The task: In the listing below, pick out lines with "Smiles".

Supplied data:

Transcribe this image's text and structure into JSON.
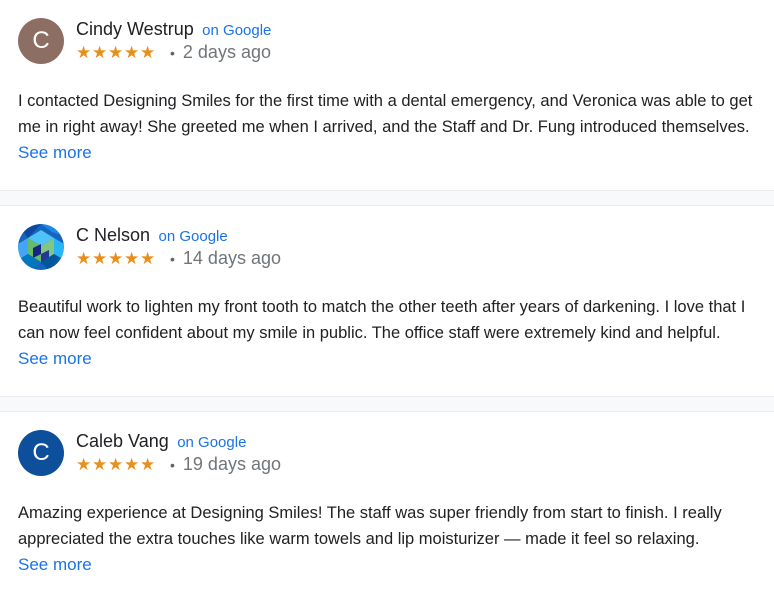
{
  "reviews": [
    {
      "avatar_letter": "C",
      "avatar_color": "#8d6e63",
      "name": "Cindy Westrup",
      "source": "on Google",
      "stars": "★★★★★",
      "dot": "•",
      "time": "2 days ago",
      "text": "I contacted Designing Smiles for the first time with a dental emergency, and Veronica was able to get me in right away! She greeted me when I arrived, and the Staff and Dr. Fung introduced themselves.",
      "see_more": "See more"
    },
    {
      "avatar_letter": "",
      "avatar_icon": "geometric-cube-icon",
      "name": "C Nelson",
      "source": "on Google",
      "stars": "★★★★★",
      "dot": "•",
      "time": "14 days ago",
      "text": "Beautiful work to lighten my front tooth to match the other teeth after years of darkening. I love that I can now feel confident about my smile in public. The office staff were extremely kind and helpful.",
      "see_more": "See more"
    },
    {
      "avatar_letter": "C",
      "avatar_color": "#0d4f9a",
      "name": "Caleb Vang",
      "source": "on Google",
      "stars": "★★★★★",
      "dot": "•",
      "time": "19 days ago",
      "text": "Amazing experience at Designing Smiles! The staff was super friendly from start to finish. I really appreciated the extra touches like warm towels and lip moisturizer — made it feel so relaxing.",
      "see_more": "See more"
    }
  ],
  "colors": {
    "link": "#1a73e8",
    "star": "#e8901b",
    "separator": "#f8f9fa"
  }
}
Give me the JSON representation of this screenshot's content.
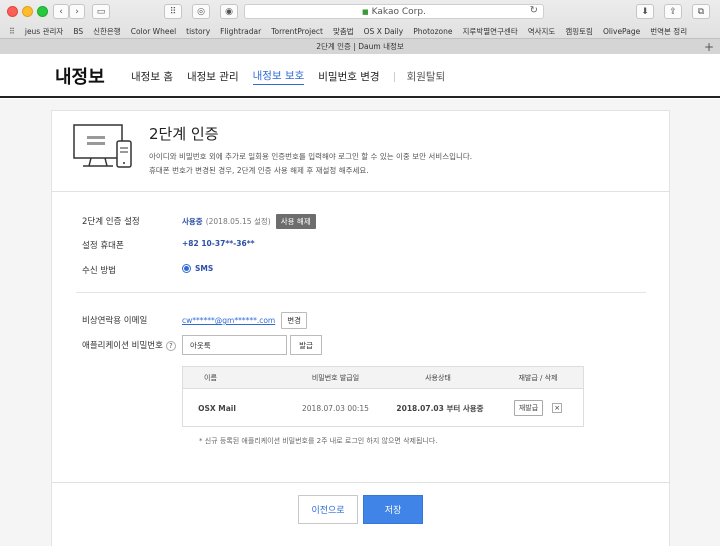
{
  "browser": {
    "url": "Kakao Corp.",
    "tab_title": "2단계 인증 | Daum 내정보",
    "bookmarks": [
      "jeus 관리자",
      "BS",
      "신한은행",
      "Color Wheel",
      "tistory",
      "Flightradar",
      "TorrentProject",
      "맞춤법",
      "OS X Daily",
      "Photozone",
      "지루박멸연구센타",
      "역사지도",
      "캠핑토림",
      "OlivePage",
      "번역본 정리"
    ]
  },
  "header": {
    "logo": "내정보",
    "nav": [
      "내정보 홈",
      "내정보 관리",
      "내정보 보호",
      "비밀번호 변경",
      "회원탈퇴"
    ]
  },
  "intro": {
    "title": "2단계 인증",
    "desc1": "아이디와 비밀번호 외에 추가로 일회용 인증번호를 입력해야 로그인 할 수 있는 이중 보안 서비스입니다.",
    "desc2": "휴대폰 번호가 변경된 경우, 2단계 인증 사용 해제 후 재설정 해주세요."
  },
  "settings": {
    "auth_label": "2단계 인증 설정",
    "auth_status": "사용중",
    "auth_date": "(2018.05.15 설정)",
    "auth_btn": "사용 해제",
    "phone_label": "설정 휴대폰",
    "phone_value": "+82 10-37**-36**",
    "method_label": "수신 방법",
    "method_value": "SMS",
    "email_label": "비상연락용 이메일",
    "email_value": "cw******@gm******.com",
    "email_btn": "변경",
    "apppw_label": "애플리케이션 비밀번호",
    "apppw_help": "?",
    "apppw_input": "아웃룩",
    "apppw_btn": "발급"
  },
  "table": {
    "headers": [
      "이름",
      "비밀번호 발급일",
      "사용상태",
      "재발급 / 삭제"
    ],
    "rows": [
      {
        "name": "OSX Mail",
        "date": "2018.07.03 00:15",
        "status": "2018.07.03 부터 사용중",
        "reissue": "재발급",
        "delete": "×"
      }
    ]
  },
  "note": "* 신규 등록된 애플리케이션 비밀번호를 2주 내로 로그인 하지 않으면 삭제됩니다.",
  "buttons": {
    "prev": "이전으로",
    "save": "저장"
  }
}
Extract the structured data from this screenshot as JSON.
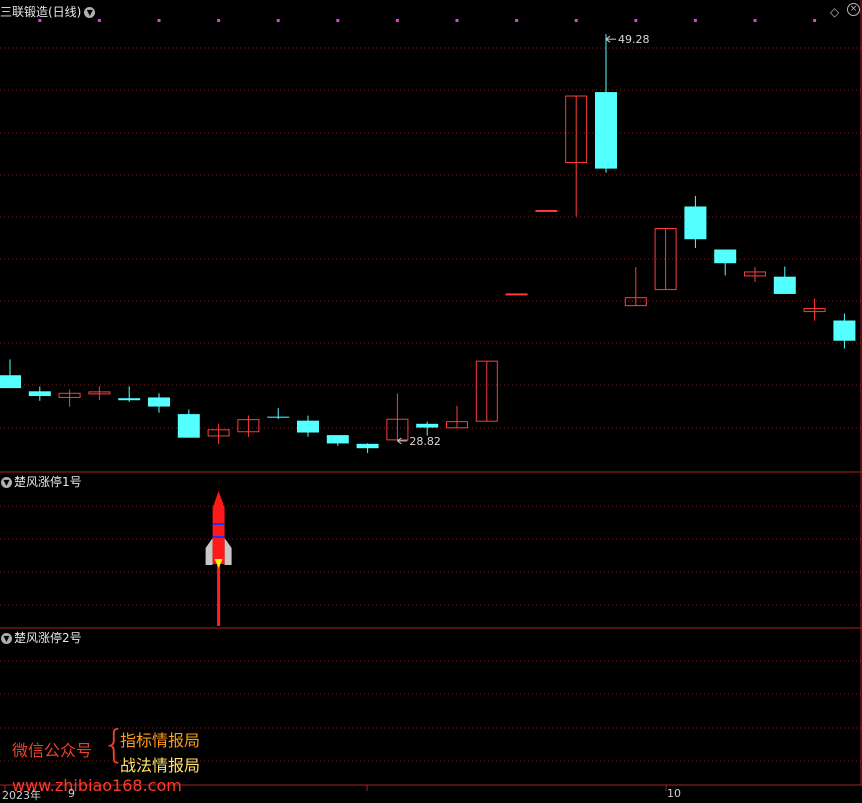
{
  "header": {
    "title": "三联锻造(日线)",
    "sub_panel_1_title": "楚风涨停1号",
    "sub_panel_2_title": "楚风涨停2号"
  },
  "colors": {
    "up": "#ff3c3c",
    "down": "#54ffff",
    "grid": "#8c1a1a",
    "marker": "#e040e0",
    "background": "#000000"
  },
  "icons": {
    "dropdown": "chevron-down-icon",
    "diamond": "diamond-icon",
    "close": "close-icon"
  },
  "chart_data": [
    {
      "type": "candlestick",
      "title": "三联锻造(日线)",
      "ylim": [
        27.2,
        50.6
      ],
      "grid": true,
      "annotations": [
        {
          "label": "49.28",
          "value": 49.28,
          "type": "high"
        },
        {
          "label": "28.82",
          "value": 28.82,
          "type": "low"
        }
      ],
      "candles": [
        {
          "open": 32.08,
          "close": 31.43,
          "high": 32.88,
          "low": 31.43
        },
        {
          "open": 31.27,
          "close": 31.03,
          "high": 31.51,
          "low": 30.79
        },
        {
          "open": 30.96,
          "close": 31.17,
          "high": 31.36,
          "low": 30.49
        },
        {
          "open": 31.14,
          "close": 31.24,
          "high": 31.52,
          "low": 30.83
        },
        {
          "open": 30.92,
          "close": 30.82,
          "high": 31.52,
          "low": 30.74
        },
        {
          "open": 30.96,
          "close": 30.5,
          "high": 31.17,
          "low": 30.19
        },
        {
          "open": 30.12,
          "close": 28.93,
          "high": 30.35,
          "low": 28.93
        },
        {
          "open": 29.02,
          "close": 29.33,
          "high": 29.64,
          "low": 28.61
        },
        {
          "open": 29.23,
          "close": 29.84,
          "high": 30.05,
          "low": 28.96
        },
        {
          "open": 29.99,
          "close": 29.96,
          "high": 30.42,
          "low": 29.87
        },
        {
          "open": 29.79,
          "close": 29.19,
          "high": 30.04,
          "low": 28.98
        },
        {
          "open": 29.06,
          "close": 28.64,
          "high": 29.07,
          "low": 28.52
        },
        {
          "open": 28.62,
          "close": 28.4,
          "high": 28.65,
          "low": 28.16
        },
        {
          "open": 28.82,
          "close": 29.86,
          "high": 31.16,
          "low": 28.82
        },
        {
          "open": 29.63,
          "close": 29.44,
          "high": 29.74,
          "low": 29.03
        },
        {
          "open": 29.43,
          "close": 29.74,
          "high": 30.55,
          "low": 29.43
        },
        {
          "open": 29.76,
          "close": 32.79,
          "high": 32.79,
          "low": 29.76
        },
        {
          "open": 36.18,
          "close": 36.18,
          "high": 36.18,
          "low": 36.18
        },
        {
          "open": 40.39,
          "close": 40.39,
          "high": 40.39,
          "low": 40.39
        },
        {
          "open": 42.81,
          "close": 46.16,
          "high": 46.16,
          "low": 40.09
        },
        {
          "open": 46.36,
          "close": 42.5,
          "high": 49.28,
          "low": 42.3
        },
        {
          "open": 35.59,
          "close": 35.99,
          "high": 37.53,
          "low": 35.59
        },
        {
          "open": 36.4,
          "close": 39.48,
          "high": 39.48,
          "low": 36.4
        },
        {
          "open": 40.59,
          "close": 38.94,
          "high": 41.12,
          "low": 38.5
        },
        {
          "open": 38.42,
          "close": 37.73,
          "high": 38.42,
          "low": 37.12
        },
        {
          "open": 37.09,
          "close": 37.29,
          "high": 37.54,
          "low": 36.78
        },
        {
          "open": 37.05,
          "close": 36.18,
          "high": 37.56,
          "low": 36.18
        },
        {
          "open": 35.29,
          "close": 35.45,
          "high": 35.95,
          "low": 34.83
        },
        {
          "open": 34.84,
          "close": 33.82,
          "high": 35.19,
          "low": 33.43
        }
      ]
    },
    {
      "type": "signal",
      "title": "楚风涨停1号",
      "signals": [
        {
          "bar_index": 7,
          "symbol": "rocket"
        }
      ]
    },
    {
      "type": "signal",
      "title": "楚风涨停2号",
      "signals": []
    }
  ],
  "xaxis": {
    "labels": [
      "2023年",
      "9",
      "10"
    ]
  },
  "watermark": {
    "wechat_label": "微信公众号",
    "brace": "{",
    "line1": "指标情报局",
    "line2": "战法情报局",
    "url": "www.zhibiao168.com"
  }
}
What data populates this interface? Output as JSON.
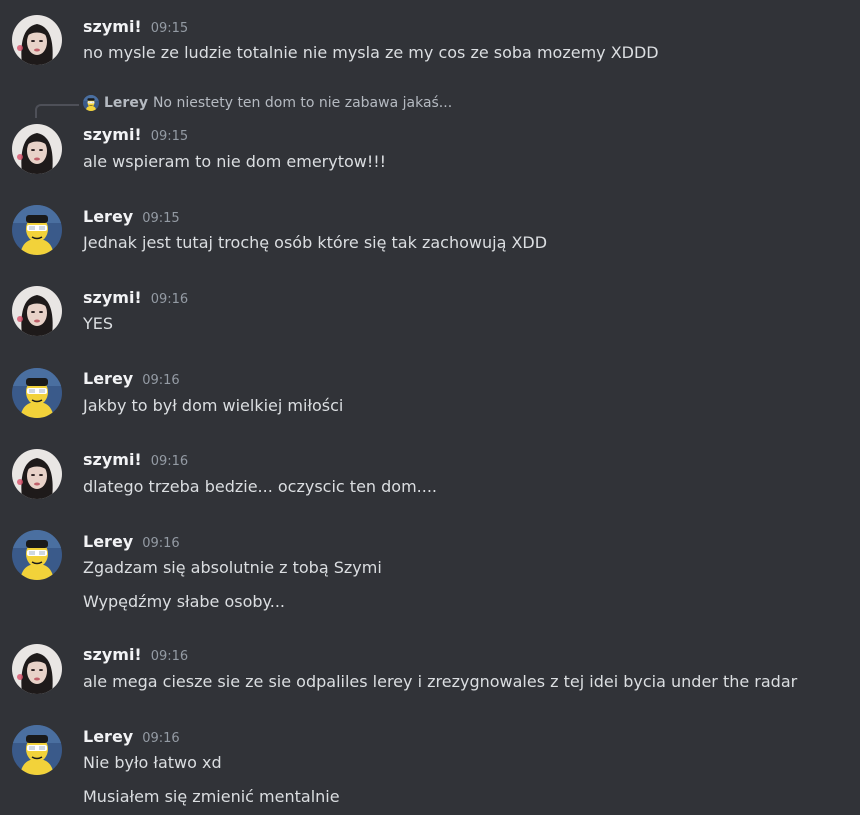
{
  "colors": {
    "background": "#313338",
    "username": "#f2f3f5",
    "text": "#dbdee1",
    "timestamp": "#949ba4"
  },
  "reply": {
    "username": "Lerey",
    "text": "No niestety ten dom to nie zabawa jakaś...",
    "avatar_icon": "lerey-avatar-icon"
  },
  "messages": [
    {
      "user": "szymi!",
      "time": "09:15",
      "avatar_icon": "szymi-avatar-icon",
      "lines": [
        "no mysle ze ludzie totalnie nie mysla ze my cos ze soba mozemy XDDD"
      ]
    },
    {
      "user": "szymi!",
      "time": "09:15",
      "avatar_icon": "szymi-avatar-icon",
      "lines": [
        "ale wspieram to nie dom emerytow!!!"
      ]
    },
    {
      "user": "Lerey",
      "time": "09:15",
      "avatar_icon": "lerey-avatar-icon",
      "lines": [
        "Jednak jest tutaj trochę osób które się tak zachowują XDD"
      ]
    },
    {
      "user": "szymi!",
      "time": "09:16",
      "avatar_icon": "szymi-avatar-icon",
      "lines": [
        "YES"
      ]
    },
    {
      "user": "Lerey",
      "time": "09:16",
      "avatar_icon": "lerey-avatar-icon",
      "lines": [
        "Jakby to był dom wielkiej miłości"
      ]
    },
    {
      "user": "szymi!",
      "time": "09:16",
      "avatar_icon": "szymi-avatar-icon",
      "lines": [
        "dlatego trzeba bedzie... oczyscic ten dom...."
      ]
    },
    {
      "user": "Lerey",
      "time": "09:16",
      "avatar_icon": "lerey-avatar-icon",
      "lines": [
        "Zgadzam się absolutnie z tobą Szymi",
        "Wypędźmy słabe osoby..."
      ]
    },
    {
      "user": "szymi!",
      "time": "09:16",
      "avatar_icon": "szymi-avatar-icon",
      "lines": [
        "ale mega ciesze sie ze sie odpaliles lerey i zrezygnowales z tej idei bycia under the radar"
      ]
    },
    {
      "user": "Lerey",
      "time": "09:16",
      "avatar_icon": "lerey-avatar-icon",
      "lines": [
        "Nie było łatwo xd",
        "Musiałem się zmienić mentalnie"
      ]
    }
  ]
}
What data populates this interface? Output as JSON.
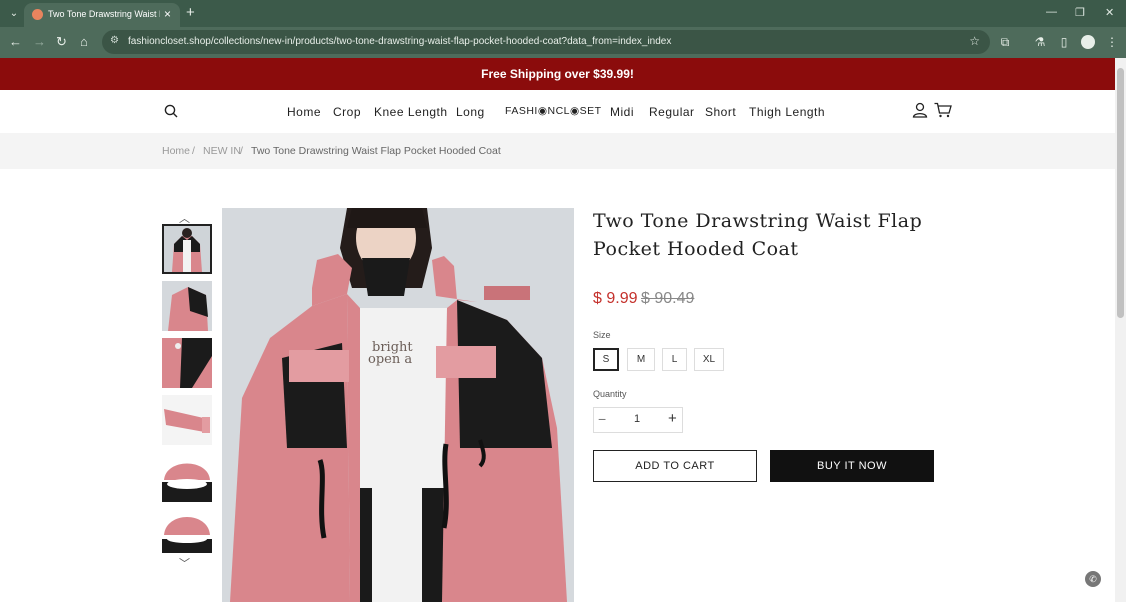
{
  "browser": {
    "tab_title": "Two Tone Drawstring Waist Flap",
    "url": "fashioncloset.shop/collections/new-in/products/two-tone-drawstring-waist-flap-pocket-hooded-coat?data_from=index_index"
  },
  "banner": {
    "text": "Free Shipping over $39.99!"
  },
  "header": {
    "nav_left": [
      "Home",
      "Crop",
      "Knee Length",
      "Long"
    ],
    "logo": "FASHI◉NCL◉SET",
    "nav_right": [
      "Midi",
      "Regular",
      "Short",
      "Thigh Length"
    ]
  },
  "breadcrumb": {
    "home": "Home",
    "sep": "/",
    "section": "NEW IN",
    "current": "Two Tone Drawstring Waist Flap Pocket Hooded Coat"
  },
  "product": {
    "title": "Two Tone Drawstring Waist Flap Pocket Hooded Coat",
    "price": "$ 9.99",
    "compare_price": "$ 90.49",
    "size_label": "Size",
    "sizes": [
      "S",
      "M",
      "L",
      "XL"
    ],
    "selected_size": "S",
    "quantity_label": "Quantity",
    "quantity": "1",
    "add_to_cart": "ADD TO CART",
    "buy_now": "BUY IT NOW"
  },
  "colors": {
    "banner": "#8b0c0c",
    "price": "#c4302b",
    "coat_pink": "#d98a8f"
  }
}
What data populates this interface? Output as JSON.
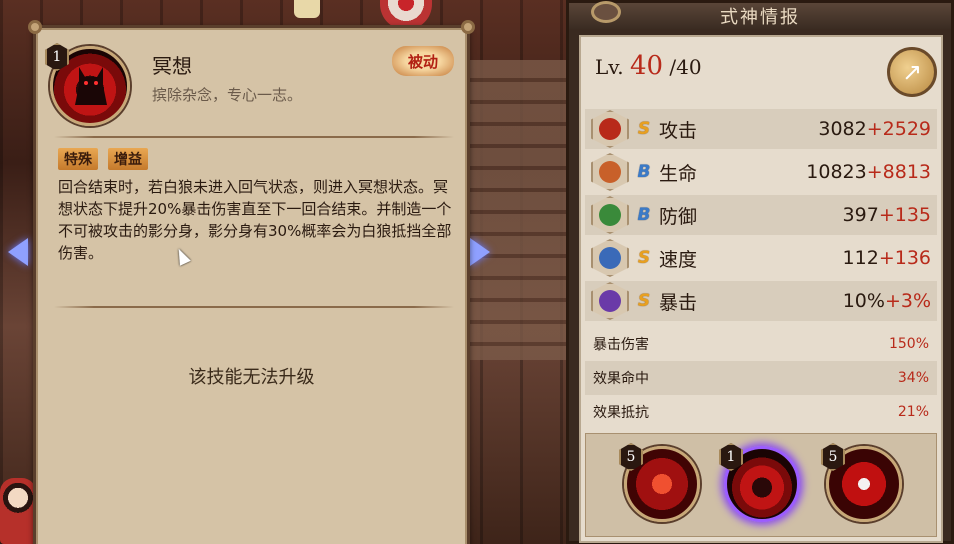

Task solution:
      "text": "I contacted Designing Smiles for the first time with a dental emergency, and Veronica was able to get me in right away! She greeted me when I arrived, and the Staff and Dr. Fung introduced themselves.",
      "text": "Amazing experience at Designing Smiles! The staff was super friendly from start to finish. I really appreciated the extra touches like warm towels and lip moisturizer — made it feel so relaxing.",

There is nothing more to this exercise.